Problem requirements:
In the listing below, find every line containing "Down" and copy it out.

Supplied data:

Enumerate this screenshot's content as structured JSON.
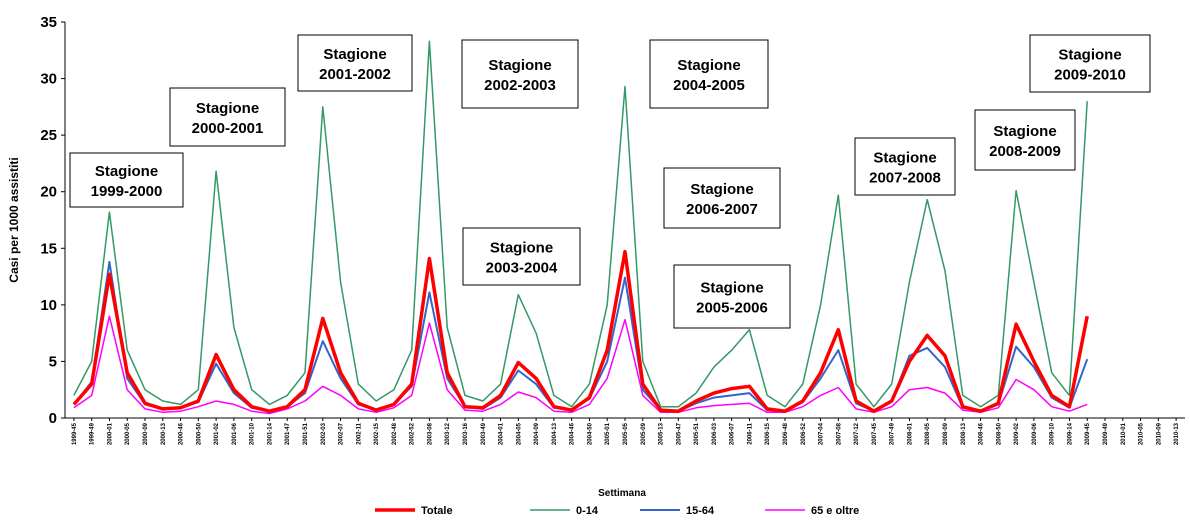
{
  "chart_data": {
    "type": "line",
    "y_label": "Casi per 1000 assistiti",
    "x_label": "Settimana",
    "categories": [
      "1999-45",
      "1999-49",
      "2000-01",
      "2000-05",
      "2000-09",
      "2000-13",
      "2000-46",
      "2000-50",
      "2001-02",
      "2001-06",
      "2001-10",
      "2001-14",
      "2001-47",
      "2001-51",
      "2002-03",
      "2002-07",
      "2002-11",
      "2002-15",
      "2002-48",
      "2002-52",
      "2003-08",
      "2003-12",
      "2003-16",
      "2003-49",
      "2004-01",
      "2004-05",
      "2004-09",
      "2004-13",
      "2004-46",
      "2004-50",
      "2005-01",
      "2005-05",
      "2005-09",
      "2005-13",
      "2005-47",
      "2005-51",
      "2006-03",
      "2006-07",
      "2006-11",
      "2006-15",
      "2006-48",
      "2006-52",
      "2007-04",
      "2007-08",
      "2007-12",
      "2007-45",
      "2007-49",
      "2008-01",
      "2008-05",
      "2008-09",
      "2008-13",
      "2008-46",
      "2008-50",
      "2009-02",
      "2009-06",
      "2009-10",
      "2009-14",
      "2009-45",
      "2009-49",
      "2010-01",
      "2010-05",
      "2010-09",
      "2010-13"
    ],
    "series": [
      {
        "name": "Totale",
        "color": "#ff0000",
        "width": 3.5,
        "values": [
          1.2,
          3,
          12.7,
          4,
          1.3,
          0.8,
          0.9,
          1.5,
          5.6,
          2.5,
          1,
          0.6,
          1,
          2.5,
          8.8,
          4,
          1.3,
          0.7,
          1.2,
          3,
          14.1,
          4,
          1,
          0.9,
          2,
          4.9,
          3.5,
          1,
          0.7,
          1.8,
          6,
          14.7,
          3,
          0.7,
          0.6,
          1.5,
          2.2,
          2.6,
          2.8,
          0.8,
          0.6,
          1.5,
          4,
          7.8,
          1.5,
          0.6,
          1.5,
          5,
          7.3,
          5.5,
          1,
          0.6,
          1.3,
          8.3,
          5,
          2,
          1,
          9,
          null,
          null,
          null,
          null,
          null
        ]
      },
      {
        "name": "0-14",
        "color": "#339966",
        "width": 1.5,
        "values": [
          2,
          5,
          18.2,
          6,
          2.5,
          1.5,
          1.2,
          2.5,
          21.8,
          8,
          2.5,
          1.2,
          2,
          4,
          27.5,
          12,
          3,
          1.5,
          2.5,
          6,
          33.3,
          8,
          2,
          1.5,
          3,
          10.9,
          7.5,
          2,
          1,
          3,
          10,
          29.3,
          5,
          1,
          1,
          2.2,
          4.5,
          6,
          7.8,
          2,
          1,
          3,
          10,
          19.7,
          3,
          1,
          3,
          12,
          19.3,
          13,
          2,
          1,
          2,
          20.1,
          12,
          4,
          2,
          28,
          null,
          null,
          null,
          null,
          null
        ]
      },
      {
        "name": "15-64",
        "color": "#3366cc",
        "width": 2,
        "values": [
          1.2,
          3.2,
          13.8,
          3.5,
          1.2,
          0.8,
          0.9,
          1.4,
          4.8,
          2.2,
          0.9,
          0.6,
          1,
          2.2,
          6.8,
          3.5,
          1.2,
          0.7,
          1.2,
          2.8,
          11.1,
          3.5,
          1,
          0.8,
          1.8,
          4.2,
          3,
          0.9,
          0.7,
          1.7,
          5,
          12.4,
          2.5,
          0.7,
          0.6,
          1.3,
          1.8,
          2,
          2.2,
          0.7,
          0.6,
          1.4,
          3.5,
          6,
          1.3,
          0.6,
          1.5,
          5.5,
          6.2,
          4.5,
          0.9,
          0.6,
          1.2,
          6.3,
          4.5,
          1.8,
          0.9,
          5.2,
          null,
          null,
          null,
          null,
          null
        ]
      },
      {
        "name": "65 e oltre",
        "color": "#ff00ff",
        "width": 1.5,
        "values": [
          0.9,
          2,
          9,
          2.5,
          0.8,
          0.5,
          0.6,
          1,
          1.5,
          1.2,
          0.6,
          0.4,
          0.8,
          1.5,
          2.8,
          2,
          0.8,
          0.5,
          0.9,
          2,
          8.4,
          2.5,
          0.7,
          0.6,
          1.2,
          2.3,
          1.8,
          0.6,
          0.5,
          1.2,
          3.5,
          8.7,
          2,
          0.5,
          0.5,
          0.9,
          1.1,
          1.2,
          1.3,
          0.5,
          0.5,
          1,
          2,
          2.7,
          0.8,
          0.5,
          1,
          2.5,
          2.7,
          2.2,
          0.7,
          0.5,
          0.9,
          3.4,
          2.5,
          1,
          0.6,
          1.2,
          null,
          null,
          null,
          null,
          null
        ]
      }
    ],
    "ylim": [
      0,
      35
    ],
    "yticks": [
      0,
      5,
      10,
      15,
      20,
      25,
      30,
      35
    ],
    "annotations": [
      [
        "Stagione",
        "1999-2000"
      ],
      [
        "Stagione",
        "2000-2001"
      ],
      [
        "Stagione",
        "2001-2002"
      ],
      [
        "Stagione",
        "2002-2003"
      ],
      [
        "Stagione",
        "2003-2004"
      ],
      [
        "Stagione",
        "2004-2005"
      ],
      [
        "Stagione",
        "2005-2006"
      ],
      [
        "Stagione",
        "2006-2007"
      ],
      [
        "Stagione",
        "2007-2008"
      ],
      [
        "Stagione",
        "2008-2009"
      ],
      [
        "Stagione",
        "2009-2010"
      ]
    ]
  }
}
--
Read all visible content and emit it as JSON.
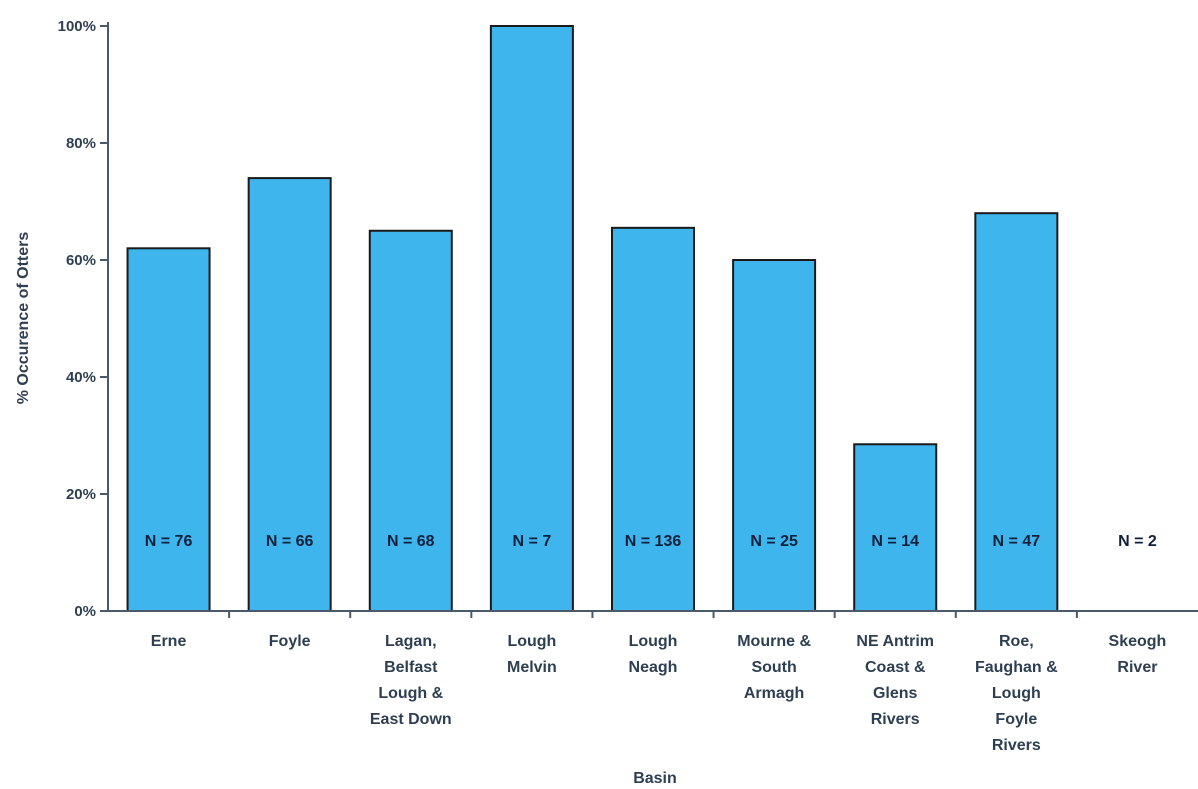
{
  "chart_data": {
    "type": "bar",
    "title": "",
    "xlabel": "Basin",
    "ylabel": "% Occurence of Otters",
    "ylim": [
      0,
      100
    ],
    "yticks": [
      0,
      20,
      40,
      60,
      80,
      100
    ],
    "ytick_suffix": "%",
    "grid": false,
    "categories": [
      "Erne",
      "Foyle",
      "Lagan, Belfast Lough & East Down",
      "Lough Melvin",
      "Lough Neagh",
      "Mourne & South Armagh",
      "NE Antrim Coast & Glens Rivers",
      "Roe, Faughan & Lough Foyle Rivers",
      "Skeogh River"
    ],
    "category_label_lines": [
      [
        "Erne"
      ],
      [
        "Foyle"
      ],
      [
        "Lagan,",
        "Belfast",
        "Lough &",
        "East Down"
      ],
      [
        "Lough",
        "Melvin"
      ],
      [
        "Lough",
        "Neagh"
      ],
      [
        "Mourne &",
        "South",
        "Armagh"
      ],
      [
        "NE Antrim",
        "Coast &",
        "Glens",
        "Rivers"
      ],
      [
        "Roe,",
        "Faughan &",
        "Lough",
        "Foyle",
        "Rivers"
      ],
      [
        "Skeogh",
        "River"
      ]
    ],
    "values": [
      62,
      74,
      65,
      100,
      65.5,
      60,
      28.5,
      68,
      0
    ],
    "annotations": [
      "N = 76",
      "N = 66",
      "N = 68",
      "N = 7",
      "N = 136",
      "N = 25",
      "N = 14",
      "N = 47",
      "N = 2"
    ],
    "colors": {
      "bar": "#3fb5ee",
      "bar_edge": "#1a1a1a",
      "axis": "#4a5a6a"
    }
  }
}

Full response:
      "Lagan, Belfast Lough & East Down",
        "East Down"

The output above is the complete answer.